▸ Фрагмент страницы:
:::

«Передовица № 77 „Искры“ анализирует наш либерализм, деля его на группы: 1) крепостники-помещики, 2) либералы-помещики, 3) интеллигенция либеральная, стоящая за цензовую конституцию, и 4) крайняя левая — демократическая интеллигенция. Этот анализ — неполный и путаный, ибо интеллигентские деления смешиваются с делением разных классов и групп, интересы которых выражает интеллигенция. Кроме интересов широкого слоя помещиков, русский буржуазный демократизм отражает интересы массы торговцев и промышленников, преимущественно средних и мелких, а также (что особенно важно) массы хозяев и хозяйчиков среди крестьянства. Игнорирование этого наиболее широкого слоя русской буржуазной демократий есть первый пробел в анализе „Искры“».
Это действительно до крайности важно. Народники, без всякого сомнения, выражали интересы этих мелких и средних торговцев, промышленников и крестьянства. Не в том дело, чтобы крестьянство или мельчайшая буржуазия, а также промыслово-торговая мелкая буржуазия создавали непосредственную публику интеллигенции, а в том, что интеллигенция являлась их авангардом и выражала сознательно, и притом в идеализированном виде, интересы этой части населения. Итак, для интеллигенции народнической мы можем прямо и определенно сказать, что она являлась выразителем в лице своих идеологов, во-первых, собственной своей массы, довольно компактной и значительной, а во-вторых, что делало ее сильней, массы городской и крестьянской мелкой буржуазии, интересы которой отнюдь не совпадали ни с интересами самодержавного и помещичьего режима, ни с интересами крупного капитала. Хотя для всей толщи этого класса, может быть, это не было вполне ясно, во всяком случае не так ясно, как для передовой его части — интеллигенции. Но, как известно, народничество стало выветриваться к концу 70-х и началу 80-х годов. Оно приобрело черты эпигонства. Интеллигенция в то же время численно росла и имущественно крепла (лучше оплачивалась государством и возросшим капиталом). Можно, пожалуй, отметить, что идеология интеллигенции стала в эту пору отходить от крестьянства и чисто народнические тенденции перестают быть заметны. Вместе с тем интеллигенция перестает верить в свои революционные силы, отмирают, таким образом, и революционные тенденции. Интеллигенция чувствует себя в тупике.

:::

▸ Выдержки из записей:
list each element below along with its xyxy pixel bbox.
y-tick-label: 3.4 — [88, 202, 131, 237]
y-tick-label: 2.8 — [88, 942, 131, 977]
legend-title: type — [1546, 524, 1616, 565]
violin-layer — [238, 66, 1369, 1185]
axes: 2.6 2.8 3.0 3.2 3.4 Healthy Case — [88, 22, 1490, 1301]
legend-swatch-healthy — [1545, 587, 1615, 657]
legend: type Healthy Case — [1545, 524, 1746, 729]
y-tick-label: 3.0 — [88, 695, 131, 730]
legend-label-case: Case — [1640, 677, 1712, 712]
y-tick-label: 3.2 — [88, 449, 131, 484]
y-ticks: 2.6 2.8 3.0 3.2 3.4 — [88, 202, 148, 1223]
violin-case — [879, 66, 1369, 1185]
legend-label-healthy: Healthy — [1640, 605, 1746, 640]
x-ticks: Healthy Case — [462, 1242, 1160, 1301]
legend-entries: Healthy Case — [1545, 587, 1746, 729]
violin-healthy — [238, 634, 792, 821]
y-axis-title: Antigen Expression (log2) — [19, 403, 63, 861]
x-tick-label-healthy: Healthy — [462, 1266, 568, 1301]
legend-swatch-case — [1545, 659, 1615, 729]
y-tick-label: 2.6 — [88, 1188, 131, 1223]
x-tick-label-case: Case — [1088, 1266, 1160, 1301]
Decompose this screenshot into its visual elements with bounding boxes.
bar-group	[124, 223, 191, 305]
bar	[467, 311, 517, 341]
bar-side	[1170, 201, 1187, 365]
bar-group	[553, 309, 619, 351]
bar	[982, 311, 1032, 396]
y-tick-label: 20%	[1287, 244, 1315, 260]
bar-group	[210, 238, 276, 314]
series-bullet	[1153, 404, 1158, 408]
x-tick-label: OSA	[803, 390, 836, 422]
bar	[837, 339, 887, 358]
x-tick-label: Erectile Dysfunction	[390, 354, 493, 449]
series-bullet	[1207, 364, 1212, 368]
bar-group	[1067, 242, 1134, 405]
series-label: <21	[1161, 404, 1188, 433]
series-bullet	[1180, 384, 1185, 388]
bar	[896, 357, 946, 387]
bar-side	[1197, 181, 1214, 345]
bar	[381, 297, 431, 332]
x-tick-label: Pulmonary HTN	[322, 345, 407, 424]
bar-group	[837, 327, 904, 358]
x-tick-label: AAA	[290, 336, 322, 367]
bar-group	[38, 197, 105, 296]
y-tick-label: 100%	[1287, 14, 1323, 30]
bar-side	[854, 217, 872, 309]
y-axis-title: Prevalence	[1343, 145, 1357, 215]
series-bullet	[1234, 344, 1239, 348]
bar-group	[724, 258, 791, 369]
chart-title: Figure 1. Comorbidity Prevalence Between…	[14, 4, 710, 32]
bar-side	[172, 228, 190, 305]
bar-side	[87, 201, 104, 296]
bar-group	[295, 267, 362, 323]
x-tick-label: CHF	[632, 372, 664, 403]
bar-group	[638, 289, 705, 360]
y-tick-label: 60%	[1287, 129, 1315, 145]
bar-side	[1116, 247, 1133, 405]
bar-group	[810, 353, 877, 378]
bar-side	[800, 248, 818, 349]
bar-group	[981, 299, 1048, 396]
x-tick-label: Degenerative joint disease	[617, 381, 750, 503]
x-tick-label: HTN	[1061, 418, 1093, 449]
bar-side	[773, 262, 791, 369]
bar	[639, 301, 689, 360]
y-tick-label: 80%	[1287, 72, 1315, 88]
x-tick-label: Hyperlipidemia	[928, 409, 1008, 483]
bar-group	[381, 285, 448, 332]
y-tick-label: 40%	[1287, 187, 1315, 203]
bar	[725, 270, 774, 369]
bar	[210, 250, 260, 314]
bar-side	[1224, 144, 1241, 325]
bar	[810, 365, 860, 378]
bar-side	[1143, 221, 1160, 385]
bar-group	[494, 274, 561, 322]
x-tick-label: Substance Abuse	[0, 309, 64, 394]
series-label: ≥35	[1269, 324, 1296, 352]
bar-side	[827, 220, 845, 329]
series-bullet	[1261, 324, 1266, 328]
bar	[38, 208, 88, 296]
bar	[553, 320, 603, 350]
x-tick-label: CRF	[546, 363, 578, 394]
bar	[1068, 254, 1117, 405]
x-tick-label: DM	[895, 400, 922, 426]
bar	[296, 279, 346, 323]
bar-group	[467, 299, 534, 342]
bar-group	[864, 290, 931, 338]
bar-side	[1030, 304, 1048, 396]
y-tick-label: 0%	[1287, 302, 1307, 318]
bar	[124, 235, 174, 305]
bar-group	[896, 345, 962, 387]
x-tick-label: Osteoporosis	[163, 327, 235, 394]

:::

▸ Ваше задание:
Ответьте по фрагменту страницы о народнической интеллигенции:
1. На какие четыре группы делит наш либерализм передовица № 77 «Искры»?
2. К какому времени народничество стало выветриваться?
3. Кто стал лучше оплачивать интеллигенцию, когда она имущественно крепла?

▸ Полный ответ:
1. Крепостники-помещики, либералы-помещики, либеральная интеллигенция, стоящая за цензовую конституцию, и крайняя левая, то есть демократическая интеллигенция.
2. К концу 70-х и началу 80-х годов.
3. Государство и возросший капитал.